- _Task statement_: In the entries that follow, count each line containing "sept" and state the total, nothing more.

▬▬▬▬▬▬▬▬▬▬

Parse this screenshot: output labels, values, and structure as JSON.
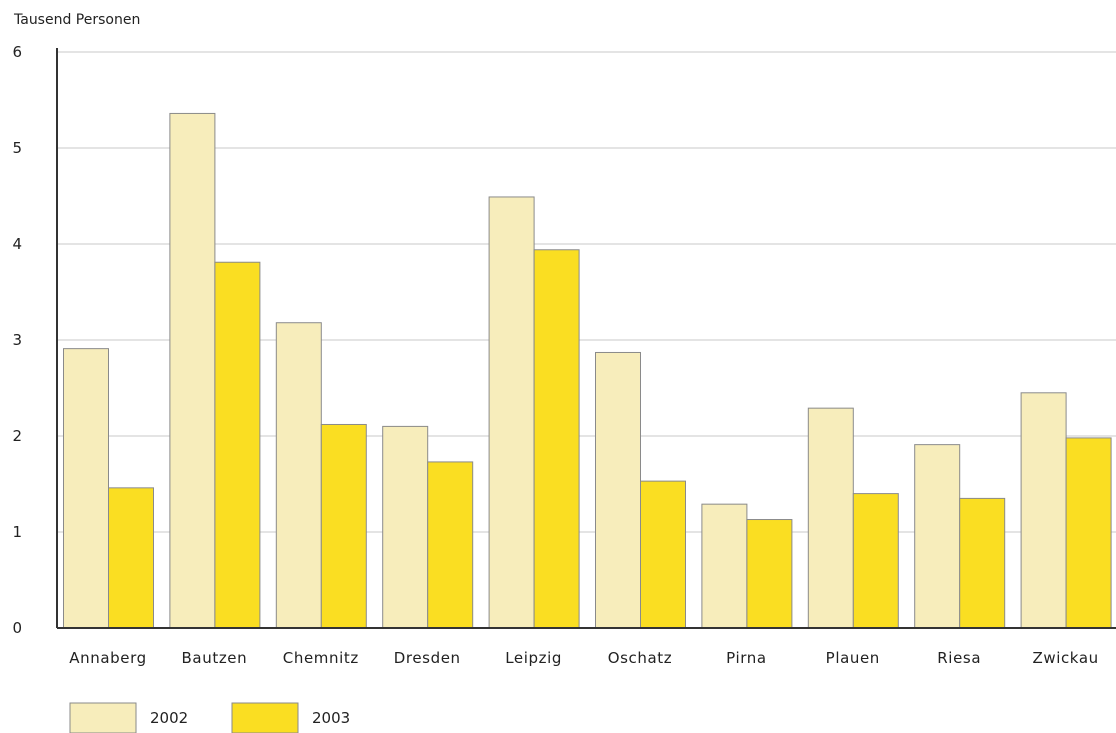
{
  "chart_data": {
    "type": "bar",
    "unit_label": "Tausend Personen",
    "categories": [
      "Annaberg",
      "Bautzen",
      "Chemnitz",
      "Dresden",
      "Leipzig",
      "Oschatz",
      "Pirna",
      "Plauen",
      "Riesa",
      "Zwickau"
    ],
    "series": [
      {
        "name": "2002",
        "color": "#f7edbb",
        "values": [
          2.91,
          5.36,
          3.18,
          2.1,
          4.49,
          2.87,
          1.29,
          2.29,
          1.91,
          2.45
        ]
      },
      {
        "name": "2003",
        "color": "#fade22",
        "values": [
          1.46,
          3.81,
          2.12,
          1.73,
          3.94,
          1.53,
          1.13,
          1.4,
          1.35,
          1.98
        ]
      }
    ],
    "ylim": [
      0,
      6
    ],
    "yticks": [
      0,
      1,
      2,
      3,
      4,
      5,
      6
    ],
    "grid": true,
    "legend_position": "bottom-left"
  }
}
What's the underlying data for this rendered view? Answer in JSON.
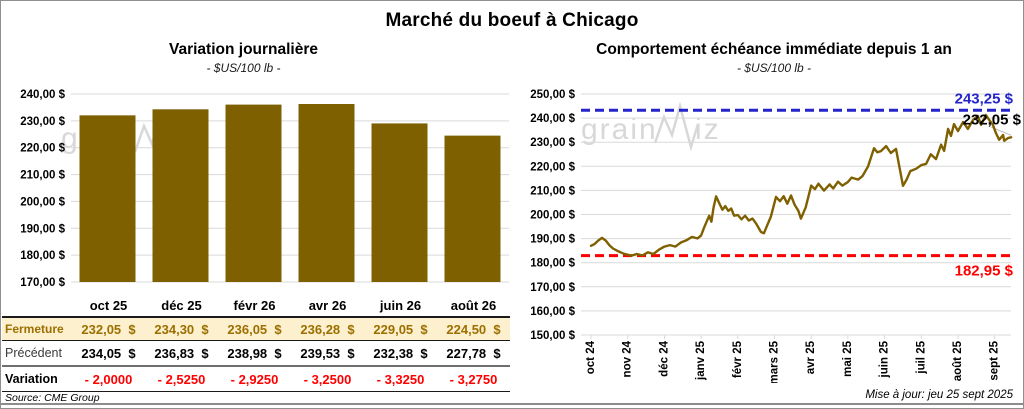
{
  "page": {
    "title": "Marché du boeuf à Chicago",
    "source": "Source: CME Group",
    "updated": "Mise à jour: jeu 25 sept 2025",
    "watermark": {
      "part1": "grain",
      "part2": "iz"
    }
  },
  "colors": {
    "series_gold": "#7F6000",
    "grid": "#D9D9D9",
    "high_blue": "#2424CC",
    "low_red": "#FF0000",
    "last_black": "#000000",
    "fermeture_text": "#9C6F00",
    "fermeture_bg": "#FCF0CE",
    "variation_red": "#FF0000",
    "watermark_gray": "#D8D8D8"
  },
  "chart_data": [
    {
      "type": "bar",
      "title": "Variation journalière",
      "subtitle": "- $US/100 lb -",
      "categories": [
        "oct 25",
        "déc 25",
        "févr 26",
        "avr 26",
        "juin 26",
        "août 26"
      ],
      "values": [
        232.05,
        234.3,
        236.05,
        236.28,
        229.05,
        224.5
      ],
      "ylim": [
        170,
        240
      ],
      "ytick_step": 10,
      "ytick_labels": [
        "240,00 $",
        "230,00 $",
        "220,00 $",
        "210,00 $",
        "200,00 $",
        "190,00 $",
        "180,00 $",
        "170,00 $"
      ],
      "grid": true,
      "table": {
        "rows": [
          {
            "key": "fermeture",
            "label": "Fermeture",
            "values": [
              "232,05  $",
              "234,30  $",
              "236,05  $",
              "236,28  $",
              "229,05  $",
              "224,50  $"
            ]
          },
          {
            "key": "precedent",
            "label": "Précédent",
            "values": [
              "234,05  $",
              "236,83  $",
              "238,98  $",
              "239,53  $",
              "232,38  $",
              "227,78  $"
            ]
          },
          {
            "key": "variation",
            "label": "Variation",
            "values": [
              "- 2,0000",
              "- 2,5250",
              "- 2,9250",
              "- 3,2500",
              "- 3,3250",
              "- 3,2750"
            ]
          }
        ]
      }
    },
    {
      "type": "line",
      "title": "Comportement échéance immédiate depuis 1 an",
      "subtitle": "- $US/100 lb -",
      "x_tick_labels": [
        "oct 24",
        "nov 24",
        "déc 24",
        "janv 25",
        "févr 25",
        "mars 25",
        "avr 25",
        "mai 25",
        "juin 25",
        "juil 25",
        "août 25",
        "sept 25"
      ],
      "ylim": [
        150,
        250
      ],
      "ytick_step": 10,
      "ytick_labels": [
        "250,00 $",
        "240,00 $",
        "230,00 $",
        "220,00 $",
        "210,00 $",
        "200,00 $",
        "190,00 $",
        "180,00 $",
        "170,00 $",
        "160,00 $",
        "150,00 $"
      ],
      "grid": true,
      "annotations": {
        "high": {
          "value": 243.25,
          "label": "243,25 $"
        },
        "low": {
          "value": 182.95,
          "label": "182,95 $"
        },
        "last": {
          "value": 232.05,
          "label": "232,05 $"
        }
      },
      "series": [
        {
          "name": "échéance immédiate",
          "points": [
            [
              0.0,
              187.0
            ],
            [
              0.1,
              187.8
            ],
            [
              0.2,
              189.2
            ],
            [
              0.3,
              190.3
            ],
            [
              0.4,
              189.2
            ],
            [
              0.5,
              187.3
            ],
            [
              0.6,
              185.9
            ],
            [
              0.75,
              184.7
            ],
            [
              0.9,
              183.7
            ],
            [
              1.0,
              183.3
            ],
            [
              1.1,
              182.9
            ],
            [
              1.25,
              183.6
            ],
            [
              1.4,
              183.0
            ],
            [
              1.55,
              184.3
            ],
            [
              1.7,
              183.6
            ],
            [
              1.85,
              185.4
            ],
            [
              2.0,
              186.7
            ],
            [
              2.15,
              187.3
            ],
            [
              2.3,
              186.7
            ],
            [
              2.45,
              188.4
            ],
            [
              2.6,
              189.3
            ],
            [
              2.75,
              190.7
            ],
            [
              2.9,
              190.1
            ],
            [
              3.0,
              191.3
            ],
            [
              3.08,
              194.5
            ],
            [
              3.15,
              197.0
            ],
            [
              3.22,
              199.5
            ],
            [
              3.28,
              197.0
            ],
            [
              3.34,
              203.0
            ],
            [
              3.41,
              207.5
            ],
            [
              3.5,
              204.5
            ],
            [
              3.58,
              202.0
            ],
            [
              3.66,
              203.5
            ],
            [
              3.74,
              201.5
            ],
            [
              3.82,
              202.5
            ],
            [
              3.9,
              199.5
            ],
            [
              4.0,
              199.8
            ],
            [
              4.1,
              198.0
            ],
            [
              4.2,
              199.5
            ],
            [
              4.3,
              197.5
            ],
            [
              4.4,
              198.3
            ],
            [
              4.5,
              196.2
            ],
            [
              4.63,
              192.8
            ],
            [
              4.71,
              192.2
            ],
            [
              4.8,
              195.5
            ],
            [
              4.9,
              199.0
            ],
            [
              5.04,
              207.3
            ],
            [
              5.15,
              205.5
            ],
            [
              5.25,
              207.6
            ],
            [
              5.35,
              204.5
            ],
            [
              5.45,
              207.9
            ],
            [
              5.55,
              204.0
            ],
            [
              5.65,
              201.5
            ],
            [
              5.72,
              198.3
            ],
            [
              5.85,
              203.0
            ],
            [
              6.0,
              212.0
            ],
            [
              6.1,
              210.5
            ],
            [
              6.2,
              212.8
            ],
            [
              6.35,
              209.9
            ],
            [
              6.5,
              212.5
            ],
            [
              6.6,
              210.8
            ],
            [
              6.73,
              213.6
            ],
            [
              6.85,
              212.0
            ],
            [
              7.0,
              213.5
            ],
            [
              7.1,
              215.3
            ],
            [
              7.28,
              214.5
            ],
            [
              7.4,
              216.0
            ],
            [
              7.55,
              220.0
            ],
            [
              7.71,
              227.5
            ],
            [
              7.8,
              225.8
            ],
            [
              7.9,
              226.3
            ],
            [
              8.04,
              228.4
            ],
            [
              8.17,
              225.5
            ],
            [
              8.31,
              227.2
            ],
            [
              8.4,
              220.0
            ],
            [
              8.5,
              211.9
            ],
            [
              8.6,
              214.5
            ],
            [
              8.7,
              218.0
            ],
            [
              8.86,
              219.0
            ],
            [
              9.0,
              220.5
            ],
            [
              9.13,
              221.0
            ],
            [
              9.26,
              225.0
            ],
            [
              9.4,
              223.0
            ],
            [
              9.54,
              229.0
            ],
            [
              9.62,
              226.4
            ],
            [
              9.73,
              235.5
            ],
            [
              9.81,
              232.6
            ],
            [
              9.89,
              237.5
            ],
            [
              10.0,
              234.6
            ],
            [
              10.14,
              238.4
            ],
            [
              10.27,
              235.5
            ],
            [
              10.41,
              239.2
            ],
            [
              10.54,
              240.9
            ],
            [
              10.63,
              237.2
            ],
            [
              10.76,
              241.3
            ],
            [
              10.85,
              239.2
            ],
            [
              10.95,
              237.2
            ],
            [
              11.03,
              233.9
            ],
            [
              11.12,
              231.0
            ],
            [
              11.23,
              233.0
            ],
            [
              11.26,
              230.6
            ],
            [
              11.37,
              231.8
            ],
            [
              11.45,
              232.05
            ]
          ]
        }
      ]
    }
  ]
}
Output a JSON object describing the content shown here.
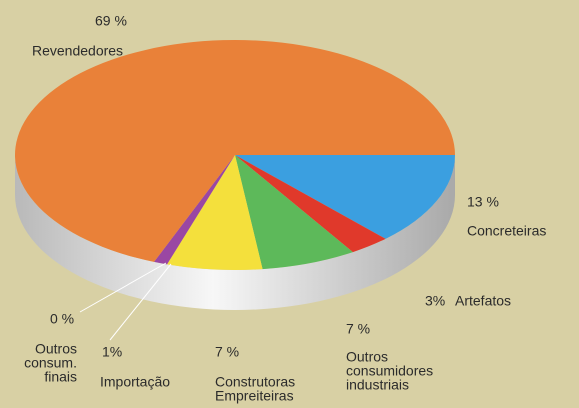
{
  "chart_data": {
    "type": "pie",
    "categories": [
      [
        "Concreteiras"
      ],
      [
        "Artefatos"
      ],
      [
        "Outros",
        "consumidores",
        "industriais"
      ],
      [
        "Construtoras",
        "Empreiteiras"
      ],
      [
        "Importação"
      ],
      [
        "Outros",
        "consum.",
        "finais"
      ],
      [
        "Revendedores"
      ]
    ],
    "values": [
      13,
      3,
      7,
      7,
      1,
      0,
      69
    ],
    "value_labels": [
      "13 %",
      "3%",
      "7 %",
      "7 %",
      "1%",
      "0 %",
      "69 %"
    ],
    "colors": [
      "#3b9fe0",
      "#e0392b",
      "#5db95a",
      "#f4e03c",
      "#9a47a3",
      "#c0c0c0",
      "#e98139"
    ]
  }
}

▬▬▬▬▬▬▬▬▬▬

- _Solution_: 2